RAW RECORDS:
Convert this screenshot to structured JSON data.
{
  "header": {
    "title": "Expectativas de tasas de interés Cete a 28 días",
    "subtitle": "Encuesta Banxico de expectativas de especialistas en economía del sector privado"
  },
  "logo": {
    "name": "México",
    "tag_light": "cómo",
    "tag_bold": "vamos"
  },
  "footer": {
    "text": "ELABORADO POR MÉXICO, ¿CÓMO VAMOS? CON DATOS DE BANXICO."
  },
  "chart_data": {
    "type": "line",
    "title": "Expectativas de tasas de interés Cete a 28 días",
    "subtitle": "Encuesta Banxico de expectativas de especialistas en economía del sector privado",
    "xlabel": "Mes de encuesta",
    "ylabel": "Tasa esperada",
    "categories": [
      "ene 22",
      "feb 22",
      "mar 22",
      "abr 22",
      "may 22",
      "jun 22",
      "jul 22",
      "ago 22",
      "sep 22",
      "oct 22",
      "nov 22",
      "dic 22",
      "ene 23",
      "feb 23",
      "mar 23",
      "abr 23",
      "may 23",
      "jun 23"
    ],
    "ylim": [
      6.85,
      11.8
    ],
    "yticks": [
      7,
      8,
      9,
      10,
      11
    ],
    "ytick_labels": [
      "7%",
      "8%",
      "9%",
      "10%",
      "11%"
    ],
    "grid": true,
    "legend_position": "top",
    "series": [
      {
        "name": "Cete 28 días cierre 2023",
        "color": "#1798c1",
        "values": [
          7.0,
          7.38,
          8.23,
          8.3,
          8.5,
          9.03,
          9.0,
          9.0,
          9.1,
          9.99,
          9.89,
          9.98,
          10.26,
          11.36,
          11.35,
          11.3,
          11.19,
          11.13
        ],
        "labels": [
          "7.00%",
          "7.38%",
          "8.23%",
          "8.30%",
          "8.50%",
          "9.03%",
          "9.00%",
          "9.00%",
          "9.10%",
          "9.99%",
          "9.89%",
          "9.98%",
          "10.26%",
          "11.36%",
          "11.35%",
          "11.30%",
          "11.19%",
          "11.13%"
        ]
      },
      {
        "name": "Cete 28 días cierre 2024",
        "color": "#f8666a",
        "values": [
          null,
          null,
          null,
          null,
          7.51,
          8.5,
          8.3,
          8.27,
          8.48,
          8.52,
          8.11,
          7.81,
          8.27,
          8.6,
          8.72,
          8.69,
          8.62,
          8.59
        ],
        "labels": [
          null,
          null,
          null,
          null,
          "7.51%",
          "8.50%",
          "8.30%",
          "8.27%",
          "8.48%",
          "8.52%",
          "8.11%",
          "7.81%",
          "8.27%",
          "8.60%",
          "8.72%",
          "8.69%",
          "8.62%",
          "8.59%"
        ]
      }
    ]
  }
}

BRIEF:
Exactly how many lines of the listing above contain the string "economía"? Give no more than the number.

REPLY TO THE EXERCISE:
2